- Extracted information -
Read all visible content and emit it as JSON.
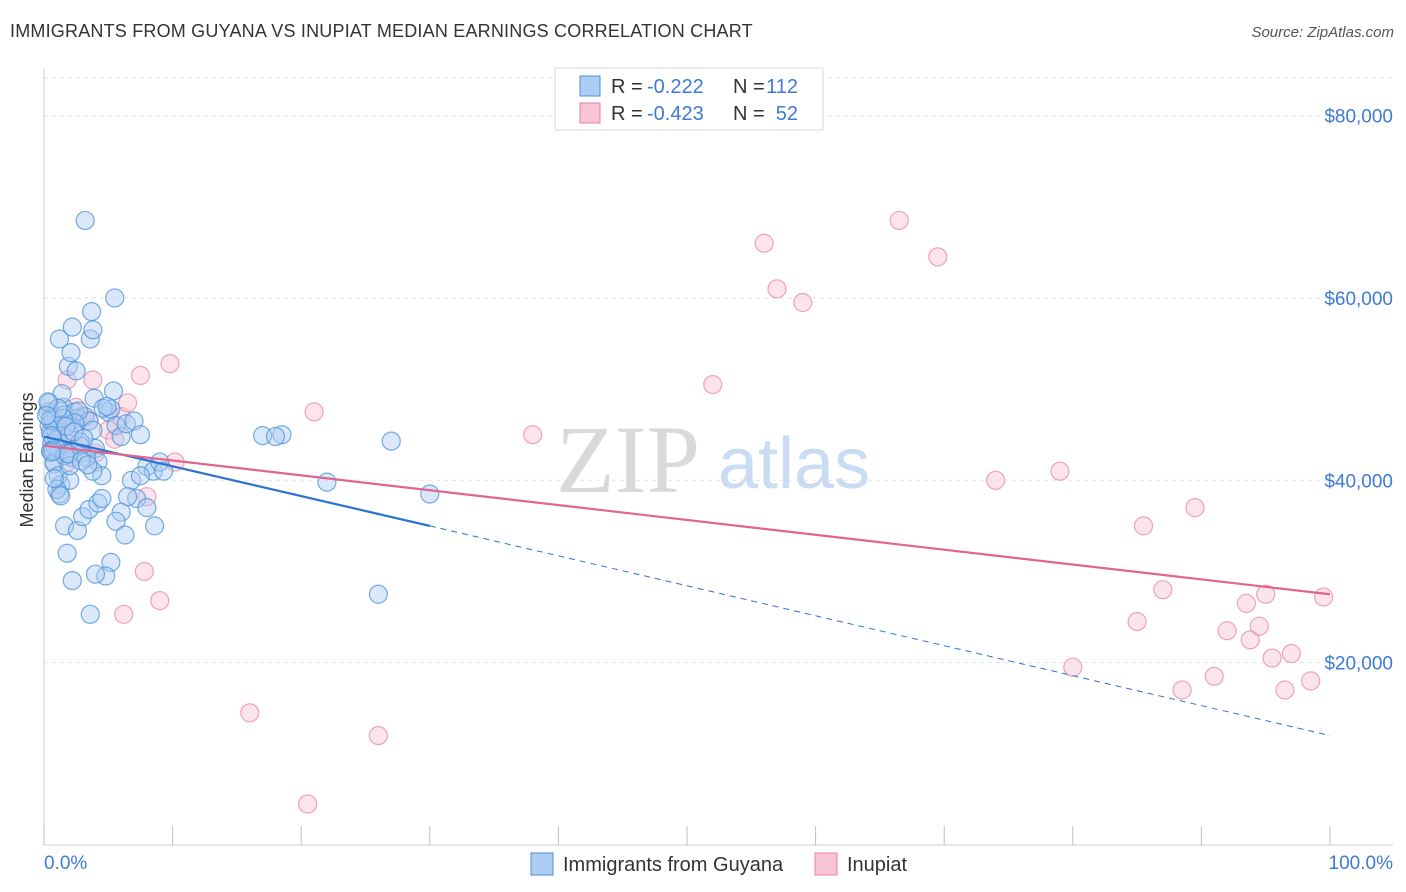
{
  "title": "IMMIGRANTS FROM GUYANA VS INUPIAT MEDIAN EARNINGS CORRELATION CHART",
  "source": "Source: ZipAtlas.com",
  "watermark": {
    "zip": "ZIP",
    "atlas": "atlas"
  },
  "colors": {
    "blue": "#4a90d9",
    "blue_fill": "#aecdf2",
    "blue_line": "#2a73d0",
    "pink": "#e87fa3",
    "pink_fill": "#f7c4d5",
    "pink_line": "#e0658f",
    "axis_text": "#3d7bd4",
    "grid": "#e3e3e3"
  },
  "legend": {
    "rows": [
      {
        "r_label": "R =",
        "r_value": "-0.222",
        "n_label": "N =",
        "n_value": "112"
      },
      {
        "r_label": "R =",
        "r_value": "-0.423",
        "n_label": "N =",
        "n_value": "52"
      }
    ]
  },
  "chart_data": {
    "type": "scatter",
    "title": "IMMIGRANTS FROM GUYANA VS INUPIAT MEDIAN EARNINGS CORRELATION CHART",
    "xlabel": "",
    "ylabel": "Median Earnings",
    "xlim": [
      0,
      100
    ],
    "ylim": [
      0,
      85000
    ],
    "x_tick_labels": [
      "0.0%",
      "100.0%"
    ],
    "y_ticks": [
      20000,
      40000,
      60000,
      80000
    ],
    "y_tick_labels": [
      "$20,000",
      "$40,000",
      "$60,000",
      "$80,000"
    ],
    "grid": true,
    "legend_position": "top-center",
    "series": [
      {
        "name": "Immigrants from Guyana",
        "r": -0.222,
        "n": 112,
        "trend": {
          "x0": 0,
          "y0": 44800,
          "x1": 30,
          "y1": 35000,
          "dashed_to_x": 100,
          "dashed_to_y": 12000
        },
        "points": [
          [
            0.3,
            47500
          ],
          [
            0.4,
            46000
          ],
          [
            0.5,
            45200
          ],
          [
            0.6,
            44000
          ],
          [
            0.5,
            43200
          ],
          [
            0.8,
            42000
          ],
          [
            0.4,
            48500
          ],
          [
            0.6,
            47000
          ],
          [
            0.7,
            46500
          ],
          [
            0.9,
            45500
          ],
          [
            1.0,
            44500
          ],
          [
            1.2,
            43500
          ],
          [
            0.8,
            41800
          ],
          [
            1.1,
            40500
          ],
          [
            1.3,
            39500
          ],
          [
            1.2,
            38500
          ],
          [
            1.5,
            48000
          ],
          [
            1.6,
            47200
          ],
          [
            1.8,
            46000
          ],
          [
            2.0,
            45000
          ],
          [
            1.7,
            43000
          ],
          [
            2.2,
            42500
          ],
          [
            2.4,
            47500
          ],
          [
            2.6,
            46800
          ],
          [
            2.8,
            44200
          ],
          [
            3.0,
            43000
          ],
          [
            1.4,
            49500
          ],
          [
            1.9,
            52500
          ],
          [
            2.1,
            54000
          ],
          [
            1.2,
            55500
          ],
          [
            2.2,
            56800
          ],
          [
            2.5,
            52000
          ],
          [
            3.2,
            47000
          ],
          [
            3.5,
            46500
          ],
          [
            3.8,
            45500
          ],
          [
            4.0,
            43500
          ],
          [
            4.2,
            42000
          ],
          [
            4.5,
            40500
          ],
          [
            3.6,
            55500
          ],
          [
            3.8,
            56500
          ],
          [
            3.7,
            58500
          ],
          [
            5.5,
            60000
          ],
          [
            3.2,
            68500
          ],
          [
            5.0,
            47500
          ],
          [
            5.2,
            47800
          ],
          [
            5.6,
            46000
          ],
          [
            6.0,
            44800
          ],
          [
            6.4,
            46200
          ],
          [
            7.0,
            46500
          ],
          [
            7.5,
            45000
          ],
          [
            8.0,
            41500
          ],
          [
            8.5,
            41000
          ],
          [
            6.8,
            40000
          ],
          [
            7.2,
            38000
          ],
          [
            8.0,
            37000
          ],
          [
            8.6,
            35000
          ],
          [
            9.0,
            42000
          ],
          [
            9.3,
            41000
          ],
          [
            7.5,
            40500
          ],
          [
            6.5,
            38200
          ],
          [
            6.0,
            36500
          ],
          [
            5.6,
            35500
          ],
          [
            5.2,
            31000
          ],
          [
            4.8,
            29500
          ],
          [
            4.0,
            29700
          ],
          [
            2.2,
            29000
          ],
          [
            1.8,
            32000
          ],
          [
            1.6,
            35000
          ],
          [
            2.6,
            34500
          ],
          [
            3.0,
            36000
          ],
          [
            3.5,
            36800
          ],
          [
            4.2,
            37500
          ],
          [
            4.5,
            38000
          ],
          [
            3.8,
            41000
          ],
          [
            3.3,
            42500
          ],
          [
            2.8,
            43800
          ],
          [
            2.0,
            40000
          ],
          [
            1.0,
            39000
          ],
          [
            1.3,
            38300
          ],
          [
            0.9,
            43600
          ],
          [
            0.5,
            46600
          ],
          [
            0.6,
            44900
          ],
          [
            0.7,
            43300
          ],
          [
            1.6,
            42700
          ],
          [
            2.0,
            41600
          ],
          [
            3.6,
            25300
          ],
          [
            6.3,
            34000
          ],
          [
            3.9,
            49000
          ],
          [
            5.4,
            49800
          ],
          [
            17.0,
            44900
          ],
          [
            18.5,
            45000
          ],
          [
            18.0,
            44800
          ],
          [
            22.0,
            39800
          ],
          [
            26.0,
            27500
          ],
          [
            27.0,
            44300
          ],
          [
            30.0,
            38500
          ],
          [
            4.6,
            47900
          ],
          [
            4.9,
            48100
          ],
          [
            2.7,
            47600
          ],
          [
            2.4,
            46300
          ],
          [
            1.5,
            46800
          ],
          [
            1.1,
            47900
          ],
          [
            0.3,
            48600
          ],
          [
            0.2,
            47100
          ],
          [
            0.6,
            43100
          ],
          [
            1.9,
            42900
          ],
          [
            2.9,
            42100
          ],
          [
            3.4,
            41700
          ],
          [
            1.7,
            45900
          ],
          [
            2.3,
            45300
          ],
          [
            3.1,
            44600
          ],
          [
            0.8,
            40200
          ]
        ]
      },
      {
        "name": "Inupiat",
        "r": -0.423,
        "n": 52,
        "trend": {
          "x0": 0,
          "y0": 43800,
          "x1": 100,
          "y1": 27500
        },
        "points": [
          [
            0.5,
            47500
          ],
          [
            1.0,
            46000
          ],
          [
            1.5,
            45000
          ],
          [
            2.0,
            44000
          ],
          [
            1.8,
            42000
          ],
          [
            2.5,
            48000
          ],
          [
            3.0,
            47000
          ],
          [
            3.5,
            46500
          ],
          [
            4.0,
            43000
          ],
          [
            5.0,
            45500
          ],
          [
            6.0,
            47000
          ],
          [
            6.5,
            48500
          ],
          [
            7.5,
            51500
          ],
          [
            9.8,
            52800
          ],
          [
            3.8,
            51000
          ],
          [
            1.8,
            51000
          ],
          [
            5.5,
            44500
          ],
          [
            8.0,
            38200
          ],
          [
            10.2,
            42000
          ],
          [
            7.8,
            30000
          ],
          [
            9.0,
            26800
          ],
          [
            6.2,
            25300
          ],
          [
            16.0,
            14500
          ],
          [
            20.5,
            4500
          ],
          [
            21.0,
            47500
          ],
          [
            26.0,
            12000
          ],
          [
            38.0,
            45000
          ],
          [
            52.0,
            50500
          ],
          [
            56.0,
            66000
          ],
          [
            57.0,
            61000
          ],
          [
            59.0,
            59500
          ],
          [
            66.5,
            68500
          ],
          [
            69.5,
            64500
          ],
          [
            74.0,
            40000
          ],
          [
            79.0,
            41000
          ],
          [
            85.5,
            35000
          ],
          [
            85.0,
            24500
          ],
          [
            87.0,
            28000
          ],
          [
            88.5,
            17000
          ],
          [
            89.5,
            37000
          ],
          [
            91.0,
            18500
          ],
          [
            92.0,
            23500
          ],
          [
            93.5,
            26500
          ],
          [
            93.8,
            22500
          ],
          [
            94.5,
            24000
          ],
          [
            95.0,
            27500
          ],
          [
            95.5,
            20500
          ],
          [
            96.5,
            17000
          ],
          [
            97.0,
            21000
          ],
          [
            98.5,
            18000
          ],
          [
            99.5,
            27200
          ],
          [
            80.0,
            19500
          ]
        ]
      }
    ]
  },
  "bottom_legend": [
    {
      "label": "Immigrants from Guyana"
    },
    {
      "label": "Inupiat"
    }
  ]
}
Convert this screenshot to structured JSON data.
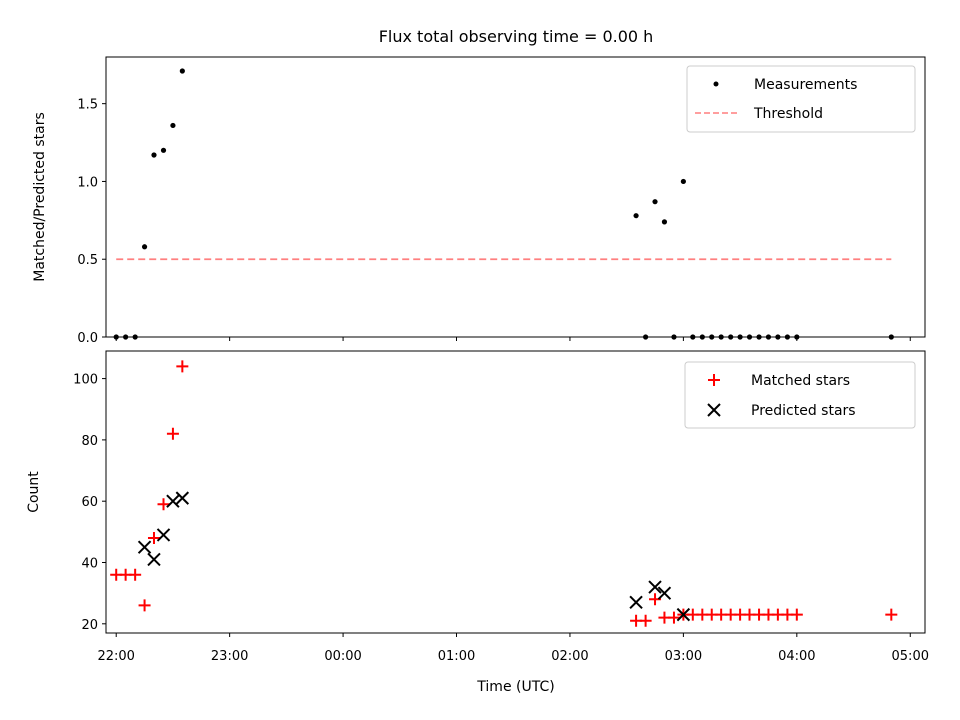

- Stated exercise -
Go through the material and copy out every line with "title" in it.

- Exercise output -
  "title": "IMMIGRANTS FROM GUYANA VS INUPIAT MEDIAN EARNINGS CORRELATION CHART",
    "title": "IMMIGRANTS FROM GUYANA VS INUPIAT MEDIAN EARNINGS CORRELATION CHART",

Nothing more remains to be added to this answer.